## start Listed records
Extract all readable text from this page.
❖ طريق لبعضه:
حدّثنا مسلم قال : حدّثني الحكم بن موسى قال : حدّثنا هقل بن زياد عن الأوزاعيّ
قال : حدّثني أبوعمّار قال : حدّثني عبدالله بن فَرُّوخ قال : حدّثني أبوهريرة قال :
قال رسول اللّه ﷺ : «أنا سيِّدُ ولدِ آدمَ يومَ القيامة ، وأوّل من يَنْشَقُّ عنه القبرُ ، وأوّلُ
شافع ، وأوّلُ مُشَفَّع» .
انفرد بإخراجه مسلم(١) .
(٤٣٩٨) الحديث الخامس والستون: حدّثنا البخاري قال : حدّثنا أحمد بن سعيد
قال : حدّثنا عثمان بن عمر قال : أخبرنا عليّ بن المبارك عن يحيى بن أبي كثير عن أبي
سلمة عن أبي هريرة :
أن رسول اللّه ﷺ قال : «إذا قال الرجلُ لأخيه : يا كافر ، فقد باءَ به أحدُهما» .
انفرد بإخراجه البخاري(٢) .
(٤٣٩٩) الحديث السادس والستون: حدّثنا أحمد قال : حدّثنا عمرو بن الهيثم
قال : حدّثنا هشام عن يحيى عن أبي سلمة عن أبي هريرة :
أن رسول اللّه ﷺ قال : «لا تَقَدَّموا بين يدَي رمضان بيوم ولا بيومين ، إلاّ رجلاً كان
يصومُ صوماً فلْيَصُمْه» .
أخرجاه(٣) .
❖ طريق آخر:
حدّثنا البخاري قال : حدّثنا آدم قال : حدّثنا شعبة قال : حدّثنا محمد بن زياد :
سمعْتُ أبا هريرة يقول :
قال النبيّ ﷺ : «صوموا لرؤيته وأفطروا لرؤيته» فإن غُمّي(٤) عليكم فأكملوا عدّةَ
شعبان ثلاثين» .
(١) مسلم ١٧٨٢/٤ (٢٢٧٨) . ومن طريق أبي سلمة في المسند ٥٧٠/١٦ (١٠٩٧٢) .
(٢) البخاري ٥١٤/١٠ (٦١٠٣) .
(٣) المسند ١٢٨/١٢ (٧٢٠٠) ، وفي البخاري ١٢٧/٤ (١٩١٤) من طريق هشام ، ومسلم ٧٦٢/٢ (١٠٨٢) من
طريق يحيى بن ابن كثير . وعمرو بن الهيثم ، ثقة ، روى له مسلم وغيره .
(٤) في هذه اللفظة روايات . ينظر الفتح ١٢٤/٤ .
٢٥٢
## end Listed records
Take the material above and return all of it exactly.

Extract all readable text from this page.
❖ طريق لبعضه:
حدّثنا مسلم قال : حدّثني الحكم بن موسى قال : حدّثنا هقل بن زياد عن الأوزاعيّ
قال : حدّثني أبوعمّار قال : حدّثني عبدالله بن فَرُّوخ قال : حدّثني أبوهريرة قال :
قال رسول اللّه ﷺ : «أنا سيِّدُ ولدِ آدمَ يومَ القيامة ، وأوّل من يَنْشَقُّ عنه القبرُ ، وأوّلُ
شافع ، وأوّلُ مُشَفَّع» .
انفرد بإخراجه مسلم(١) .
(٤٣٩٨) الحديث الخامس والستون: حدّثنا البخاري قال : حدّثنا أحمد بن سعيد
قال : حدّثنا عثمان بن عمر قال : أخبرنا عليّ بن المبارك عن يحيى بن أبي كثير عن أبي
سلمة عن أبي هريرة :
أن رسول اللّه ﷺ قال : «إذا قال الرجلُ لأخيه : يا كافر ، فقد باءَ به أحدُهما» .
انفرد بإخراجه البخاري(٢) .
(٤٣٩٩) الحديث السادس والستون: حدّثنا أحمد قال : حدّثنا عمرو بن الهيثم
قال : حدّثنا هشام عن يحيى عن أبي سلمة عن أبي هريرة :
أن رسول اللّه ﷺ قال : «لا تَقَدَّموا بين يدَي رمضان بيوم ولا بيومين ، إلاّ رجلاً كان
يصومُ صوماً فلْيَصُمْه» .
أخرجاه(٣) .
❖ طريق آخر:
حدّثنا البخاري قال : حدّثنا آدم قال : حدّثنا شعبة قال : حدّثنا محمد بن زياد :
سمعْتُ أبا هريرة يقول :
قال النبيّ ﷺ : «صوموا لرؤيته وأفطروا لرؤيته» فإن غُمّي(٤) عليكم فأكملوا عدّةَ
شعبان ثلاثين» .
(١) مسلم ١٧٨٢/٤ (٢٢٧٨) . ومن طريق أبي سلمة في المسند ٥٧٠/١٦ (١٠٩٧٢) .
(٢) البخاري ٥١٤/١٠ (٦١٠٣) .
(٣) المسند ١٢٨/١٢ (٧٢٠٠) ، وفي البخاري ١٢٧/٤ (١٩١٤) من طريق هشام ، ومسلم ٧٦٢/٢ (١٠٨٢) من
طريق يحيى بن ابن كثير . وعمرو بن الهيثم ، ثقة ، روى له مسلم وغيره .
(٤) في هذه اللفظة روايات . ينظر الفتح ١٢٤/٤ .
٢٥٢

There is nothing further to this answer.